### Source data ###
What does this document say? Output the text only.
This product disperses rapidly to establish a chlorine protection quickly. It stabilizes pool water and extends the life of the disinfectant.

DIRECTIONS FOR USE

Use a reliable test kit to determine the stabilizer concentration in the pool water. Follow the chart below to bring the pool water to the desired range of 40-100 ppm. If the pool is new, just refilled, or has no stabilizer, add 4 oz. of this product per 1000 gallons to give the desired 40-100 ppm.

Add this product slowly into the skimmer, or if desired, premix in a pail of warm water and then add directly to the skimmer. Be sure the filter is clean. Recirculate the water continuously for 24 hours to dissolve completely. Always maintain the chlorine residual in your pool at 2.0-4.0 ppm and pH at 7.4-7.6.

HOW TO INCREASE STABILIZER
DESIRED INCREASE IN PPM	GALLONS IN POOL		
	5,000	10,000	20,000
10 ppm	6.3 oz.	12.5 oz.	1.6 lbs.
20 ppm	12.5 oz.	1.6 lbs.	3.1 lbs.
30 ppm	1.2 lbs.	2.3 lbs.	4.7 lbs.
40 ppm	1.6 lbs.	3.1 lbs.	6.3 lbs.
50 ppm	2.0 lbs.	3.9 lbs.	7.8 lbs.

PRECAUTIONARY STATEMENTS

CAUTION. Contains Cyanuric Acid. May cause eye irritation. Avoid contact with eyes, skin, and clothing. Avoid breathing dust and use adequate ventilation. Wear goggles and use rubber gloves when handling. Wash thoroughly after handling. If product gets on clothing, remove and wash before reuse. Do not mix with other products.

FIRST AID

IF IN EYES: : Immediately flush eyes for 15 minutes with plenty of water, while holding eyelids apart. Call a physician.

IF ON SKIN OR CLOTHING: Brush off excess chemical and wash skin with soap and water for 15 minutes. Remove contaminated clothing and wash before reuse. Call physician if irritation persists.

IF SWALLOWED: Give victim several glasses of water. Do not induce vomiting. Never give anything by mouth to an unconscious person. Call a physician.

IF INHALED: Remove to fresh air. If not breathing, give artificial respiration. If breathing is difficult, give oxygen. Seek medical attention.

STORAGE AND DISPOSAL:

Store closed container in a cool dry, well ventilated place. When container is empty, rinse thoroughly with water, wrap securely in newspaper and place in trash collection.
###
Write out all the lines again, exactly as they are.

What does this document say? Output the text only.
This product disperses rapidly to establish a chlorine protection quickly. It stabilizes pool water and extends the life of the disinfectant.

DIRECTIONS FOR USE

Use a reliable test kit to determine the stabilizer concentration in the pool water. Follow the chart below to bring the pool water to the desired range of 40-100 ppm. If the pool is new, just refilled, or has no stabilizer, add 4 oz. of this product per 1000 gallons to give the desired 40-100 ppm.

Add this product slowly into the skimmer, or if desired, premix in a pail of warm water and then add directly to the skimmer. Be sure the filter is clean. Recirculate the water continuously for 24 hours to dissolve completely. Always maintain the chlorine residual in your pool at 2.0-4.0 ppm and pH at 7.4-7.6.

HOW TO INCREASE STABILIZER
DESIRED INCREASE IN PPM	GALLONS IN POOL		
	5,000	10,000	20,000
10 ppm	6.3 oz.	12.5 oz.	1.6 lbs.
20 ppm	12.5 oz.	1.6 lbs.	3.1 lbs.
30 ppm	1.2 lbs.	2.3 lbs.	4.7 lbs.
40 ppm	1.6 lbs.	3.1 lbs.	6.3 lbs.
50 ppm	2.0 lbs.	3.9 lbs.	7.8 lbs.

PRECAUTIONARY STATEMENTS

CAUTION. Contains Cyanuric Acid. May cause eye irritation. Avoid contact with eyes, skin, and clothing. Avoid breathing dust and use adequate ventilation. Wear goggles and use rubber gloves when handling. Wash thoroughly after handling. If product gets on clothing, remove and wash before reuse. Do not mix with other products.

FIRST AID

IF IN EYES: : Immediately flush eyes for 15 minutes with plenty of water, while holding eyelids apart. Call a physician.

IF ON SKIN OR CLOTHING: Brush off excess chemical and wash skin with soap and water for 15 minutes. Remove contaminated clothing and wash before reuse. Call physician if irritation persists.

IF SWALLOWED: Give victim several glasses of water. Do not induce vomiting. Never give anything by mouth to an unconscious person. Call a physician.

IF INHALED: Remove to fresh air. If not breathing, give artificial respiration. If breathing is difficult, give oxygen. Seek medical attention.

STORAGE AND DISPOSAL:

Store closed container in a cool dry, well ventilated place. When container is empty, rinse thoroughly with water, wrap securely in newspaper and place in trash collection.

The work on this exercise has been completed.